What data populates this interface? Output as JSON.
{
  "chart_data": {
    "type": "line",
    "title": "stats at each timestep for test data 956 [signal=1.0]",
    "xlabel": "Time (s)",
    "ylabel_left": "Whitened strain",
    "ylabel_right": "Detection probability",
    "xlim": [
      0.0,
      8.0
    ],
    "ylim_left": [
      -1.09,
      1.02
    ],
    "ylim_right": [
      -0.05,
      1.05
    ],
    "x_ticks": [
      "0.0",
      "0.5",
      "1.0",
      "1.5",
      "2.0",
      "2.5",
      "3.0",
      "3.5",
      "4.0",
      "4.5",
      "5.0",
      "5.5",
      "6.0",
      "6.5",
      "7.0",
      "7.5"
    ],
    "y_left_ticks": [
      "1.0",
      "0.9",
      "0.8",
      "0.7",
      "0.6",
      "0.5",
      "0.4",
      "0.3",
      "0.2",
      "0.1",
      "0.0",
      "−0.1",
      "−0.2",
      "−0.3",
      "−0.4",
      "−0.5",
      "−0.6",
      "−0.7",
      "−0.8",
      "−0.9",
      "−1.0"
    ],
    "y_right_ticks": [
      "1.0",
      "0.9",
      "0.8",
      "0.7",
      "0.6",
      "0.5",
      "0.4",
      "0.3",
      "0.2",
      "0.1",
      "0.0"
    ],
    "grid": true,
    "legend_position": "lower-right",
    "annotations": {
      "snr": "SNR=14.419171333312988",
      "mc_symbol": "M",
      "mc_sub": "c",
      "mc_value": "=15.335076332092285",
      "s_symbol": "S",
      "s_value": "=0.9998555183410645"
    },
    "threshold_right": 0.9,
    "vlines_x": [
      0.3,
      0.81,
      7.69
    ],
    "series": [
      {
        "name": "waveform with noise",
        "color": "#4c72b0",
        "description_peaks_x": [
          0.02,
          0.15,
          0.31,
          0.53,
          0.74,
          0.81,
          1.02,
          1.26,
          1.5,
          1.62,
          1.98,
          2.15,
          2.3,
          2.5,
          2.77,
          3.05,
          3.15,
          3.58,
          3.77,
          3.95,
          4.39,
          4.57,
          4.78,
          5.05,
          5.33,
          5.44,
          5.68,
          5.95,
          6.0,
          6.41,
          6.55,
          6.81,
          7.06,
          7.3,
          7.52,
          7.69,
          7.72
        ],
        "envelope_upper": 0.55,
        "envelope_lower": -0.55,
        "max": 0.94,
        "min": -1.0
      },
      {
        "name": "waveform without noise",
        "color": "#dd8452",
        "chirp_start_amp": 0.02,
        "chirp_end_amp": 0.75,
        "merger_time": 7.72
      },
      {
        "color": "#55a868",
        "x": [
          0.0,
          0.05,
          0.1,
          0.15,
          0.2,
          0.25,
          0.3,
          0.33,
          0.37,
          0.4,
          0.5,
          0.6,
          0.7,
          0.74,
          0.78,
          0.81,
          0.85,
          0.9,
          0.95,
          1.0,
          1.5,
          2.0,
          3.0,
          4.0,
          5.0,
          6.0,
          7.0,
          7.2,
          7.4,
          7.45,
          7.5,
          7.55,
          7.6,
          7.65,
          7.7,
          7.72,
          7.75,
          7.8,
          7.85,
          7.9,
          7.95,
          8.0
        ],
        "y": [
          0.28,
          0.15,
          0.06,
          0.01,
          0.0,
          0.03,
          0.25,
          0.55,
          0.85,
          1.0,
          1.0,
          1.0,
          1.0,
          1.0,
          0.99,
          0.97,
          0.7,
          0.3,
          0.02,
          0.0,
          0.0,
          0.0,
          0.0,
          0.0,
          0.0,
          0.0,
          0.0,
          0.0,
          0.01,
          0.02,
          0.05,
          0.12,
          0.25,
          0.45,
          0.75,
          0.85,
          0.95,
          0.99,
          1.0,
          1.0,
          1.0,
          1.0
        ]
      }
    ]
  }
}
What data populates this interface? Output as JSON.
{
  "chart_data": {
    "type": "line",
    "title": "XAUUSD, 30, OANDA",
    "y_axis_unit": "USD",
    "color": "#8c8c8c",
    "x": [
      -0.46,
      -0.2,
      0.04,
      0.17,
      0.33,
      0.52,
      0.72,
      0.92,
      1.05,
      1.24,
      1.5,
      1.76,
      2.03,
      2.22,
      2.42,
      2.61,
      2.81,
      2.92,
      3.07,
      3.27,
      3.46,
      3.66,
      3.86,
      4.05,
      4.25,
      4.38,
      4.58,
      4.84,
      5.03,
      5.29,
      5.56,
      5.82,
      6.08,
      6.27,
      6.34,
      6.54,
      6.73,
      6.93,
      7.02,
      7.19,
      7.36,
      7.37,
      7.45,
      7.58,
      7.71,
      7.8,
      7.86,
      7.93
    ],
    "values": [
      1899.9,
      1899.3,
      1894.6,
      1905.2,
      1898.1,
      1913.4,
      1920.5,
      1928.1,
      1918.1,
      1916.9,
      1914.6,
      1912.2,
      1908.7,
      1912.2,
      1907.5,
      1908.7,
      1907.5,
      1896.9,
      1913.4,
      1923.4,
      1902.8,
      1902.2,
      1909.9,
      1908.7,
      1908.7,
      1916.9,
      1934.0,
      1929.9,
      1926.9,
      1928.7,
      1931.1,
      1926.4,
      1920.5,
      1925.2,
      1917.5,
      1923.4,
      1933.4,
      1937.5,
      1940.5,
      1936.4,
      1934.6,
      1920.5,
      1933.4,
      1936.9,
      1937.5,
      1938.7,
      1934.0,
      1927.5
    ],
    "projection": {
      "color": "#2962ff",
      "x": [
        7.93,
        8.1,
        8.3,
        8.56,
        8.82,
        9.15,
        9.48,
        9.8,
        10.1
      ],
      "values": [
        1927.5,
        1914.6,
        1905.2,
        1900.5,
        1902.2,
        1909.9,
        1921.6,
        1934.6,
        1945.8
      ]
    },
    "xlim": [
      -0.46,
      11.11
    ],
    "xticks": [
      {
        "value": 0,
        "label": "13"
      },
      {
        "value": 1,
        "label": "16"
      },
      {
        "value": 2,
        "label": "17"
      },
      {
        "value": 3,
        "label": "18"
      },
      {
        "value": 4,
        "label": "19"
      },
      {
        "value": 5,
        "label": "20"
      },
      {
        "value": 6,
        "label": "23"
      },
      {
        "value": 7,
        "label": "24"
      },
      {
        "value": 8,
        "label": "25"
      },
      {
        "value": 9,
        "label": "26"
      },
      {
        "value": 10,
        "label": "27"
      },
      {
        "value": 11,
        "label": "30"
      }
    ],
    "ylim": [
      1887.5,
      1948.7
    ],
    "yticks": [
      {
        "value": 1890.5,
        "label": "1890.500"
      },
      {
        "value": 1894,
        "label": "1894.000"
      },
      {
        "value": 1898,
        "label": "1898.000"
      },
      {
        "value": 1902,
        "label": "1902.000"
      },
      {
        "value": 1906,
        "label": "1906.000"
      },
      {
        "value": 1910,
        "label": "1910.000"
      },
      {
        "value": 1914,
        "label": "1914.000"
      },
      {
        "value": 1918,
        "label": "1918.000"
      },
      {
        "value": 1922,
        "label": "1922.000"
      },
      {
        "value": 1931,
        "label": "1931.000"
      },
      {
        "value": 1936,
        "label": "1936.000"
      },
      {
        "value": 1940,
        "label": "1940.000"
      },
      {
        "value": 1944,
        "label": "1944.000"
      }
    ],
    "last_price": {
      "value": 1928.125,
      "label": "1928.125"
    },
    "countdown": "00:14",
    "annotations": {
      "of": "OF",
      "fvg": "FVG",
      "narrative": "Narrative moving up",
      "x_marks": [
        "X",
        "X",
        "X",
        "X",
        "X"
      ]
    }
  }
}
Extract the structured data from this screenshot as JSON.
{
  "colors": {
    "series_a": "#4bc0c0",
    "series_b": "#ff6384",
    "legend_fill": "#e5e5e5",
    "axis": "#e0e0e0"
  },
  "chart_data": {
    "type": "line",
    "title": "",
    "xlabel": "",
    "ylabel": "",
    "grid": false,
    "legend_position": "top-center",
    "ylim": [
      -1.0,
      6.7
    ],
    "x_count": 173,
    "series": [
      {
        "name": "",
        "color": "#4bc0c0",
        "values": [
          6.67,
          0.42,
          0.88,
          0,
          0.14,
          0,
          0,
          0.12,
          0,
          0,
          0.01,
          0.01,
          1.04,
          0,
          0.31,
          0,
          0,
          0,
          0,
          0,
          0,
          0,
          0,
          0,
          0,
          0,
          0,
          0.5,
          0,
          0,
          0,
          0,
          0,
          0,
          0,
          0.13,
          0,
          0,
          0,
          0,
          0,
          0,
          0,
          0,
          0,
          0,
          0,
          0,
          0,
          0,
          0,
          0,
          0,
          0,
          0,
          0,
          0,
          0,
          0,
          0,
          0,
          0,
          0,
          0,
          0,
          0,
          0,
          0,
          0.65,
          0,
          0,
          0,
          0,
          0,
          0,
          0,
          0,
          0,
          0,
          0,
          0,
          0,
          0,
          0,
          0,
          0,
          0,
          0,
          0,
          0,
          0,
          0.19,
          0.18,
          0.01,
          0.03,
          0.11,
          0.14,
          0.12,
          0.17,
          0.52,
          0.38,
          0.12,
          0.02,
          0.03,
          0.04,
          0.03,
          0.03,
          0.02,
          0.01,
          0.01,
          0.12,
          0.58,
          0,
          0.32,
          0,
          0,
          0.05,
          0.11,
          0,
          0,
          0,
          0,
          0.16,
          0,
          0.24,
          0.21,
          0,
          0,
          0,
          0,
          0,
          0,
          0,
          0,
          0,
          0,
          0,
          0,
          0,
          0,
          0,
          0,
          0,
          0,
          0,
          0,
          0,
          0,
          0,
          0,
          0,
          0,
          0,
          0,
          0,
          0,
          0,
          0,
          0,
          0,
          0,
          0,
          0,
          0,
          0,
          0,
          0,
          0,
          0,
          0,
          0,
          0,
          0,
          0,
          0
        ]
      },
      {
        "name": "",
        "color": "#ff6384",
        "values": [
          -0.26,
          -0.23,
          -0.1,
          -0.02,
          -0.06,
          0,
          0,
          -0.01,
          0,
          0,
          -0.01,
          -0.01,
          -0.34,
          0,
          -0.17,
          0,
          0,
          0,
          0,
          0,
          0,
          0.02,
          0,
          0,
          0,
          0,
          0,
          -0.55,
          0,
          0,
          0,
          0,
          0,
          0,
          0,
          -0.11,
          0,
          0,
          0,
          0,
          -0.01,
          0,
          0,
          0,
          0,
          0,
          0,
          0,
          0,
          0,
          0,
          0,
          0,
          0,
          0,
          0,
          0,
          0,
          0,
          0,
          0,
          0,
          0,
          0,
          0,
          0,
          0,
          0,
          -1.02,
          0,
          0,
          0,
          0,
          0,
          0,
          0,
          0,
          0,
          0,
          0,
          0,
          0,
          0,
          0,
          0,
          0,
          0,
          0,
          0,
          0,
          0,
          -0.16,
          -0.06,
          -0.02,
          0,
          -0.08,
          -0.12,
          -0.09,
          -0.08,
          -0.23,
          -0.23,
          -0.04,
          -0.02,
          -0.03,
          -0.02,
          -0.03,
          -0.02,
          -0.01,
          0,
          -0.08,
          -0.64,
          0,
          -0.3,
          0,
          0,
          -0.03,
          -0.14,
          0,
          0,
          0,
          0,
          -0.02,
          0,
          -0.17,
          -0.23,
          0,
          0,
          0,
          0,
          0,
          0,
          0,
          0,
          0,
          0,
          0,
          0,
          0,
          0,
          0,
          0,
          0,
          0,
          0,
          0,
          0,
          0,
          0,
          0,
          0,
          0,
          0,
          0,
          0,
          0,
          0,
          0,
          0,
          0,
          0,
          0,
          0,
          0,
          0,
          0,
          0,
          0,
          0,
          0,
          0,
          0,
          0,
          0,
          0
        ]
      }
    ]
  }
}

◆ ◆ ◆ ◆

■ **Prompt**
Scan the material for lines with the word "title", and copy each line you find.

■ **Final answer**
    "title": "stats at each timestep for test data 956 [signal=1.0]",
    "title": "XAUUSD, 30, OANDA",
    "title": "",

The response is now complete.